**Extracted data**:
________________

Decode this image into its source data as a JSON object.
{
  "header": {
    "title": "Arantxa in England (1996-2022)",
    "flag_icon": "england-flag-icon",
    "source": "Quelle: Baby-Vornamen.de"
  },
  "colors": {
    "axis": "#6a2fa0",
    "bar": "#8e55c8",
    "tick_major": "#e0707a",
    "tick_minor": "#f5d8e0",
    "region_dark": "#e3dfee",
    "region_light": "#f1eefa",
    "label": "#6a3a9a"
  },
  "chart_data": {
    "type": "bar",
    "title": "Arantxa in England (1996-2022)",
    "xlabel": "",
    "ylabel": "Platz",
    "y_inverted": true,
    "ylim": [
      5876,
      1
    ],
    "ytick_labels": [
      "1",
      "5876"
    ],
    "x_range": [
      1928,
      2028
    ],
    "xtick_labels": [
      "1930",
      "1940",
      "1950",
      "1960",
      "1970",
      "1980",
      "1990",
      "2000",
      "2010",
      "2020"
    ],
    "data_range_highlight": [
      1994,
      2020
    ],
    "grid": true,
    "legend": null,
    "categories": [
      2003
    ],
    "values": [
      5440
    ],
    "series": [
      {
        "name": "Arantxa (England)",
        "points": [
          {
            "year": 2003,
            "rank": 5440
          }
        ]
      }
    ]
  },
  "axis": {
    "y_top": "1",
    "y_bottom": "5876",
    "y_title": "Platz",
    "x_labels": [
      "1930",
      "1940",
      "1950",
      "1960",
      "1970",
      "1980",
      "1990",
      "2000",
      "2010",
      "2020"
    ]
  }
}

________________

**Your instructions**: Write down every line of the data above that includes the string "source".

**Task output**:
Decode this image into its source data as a JSON object.
    "source": "Quelle: Baby-Vornamen.de"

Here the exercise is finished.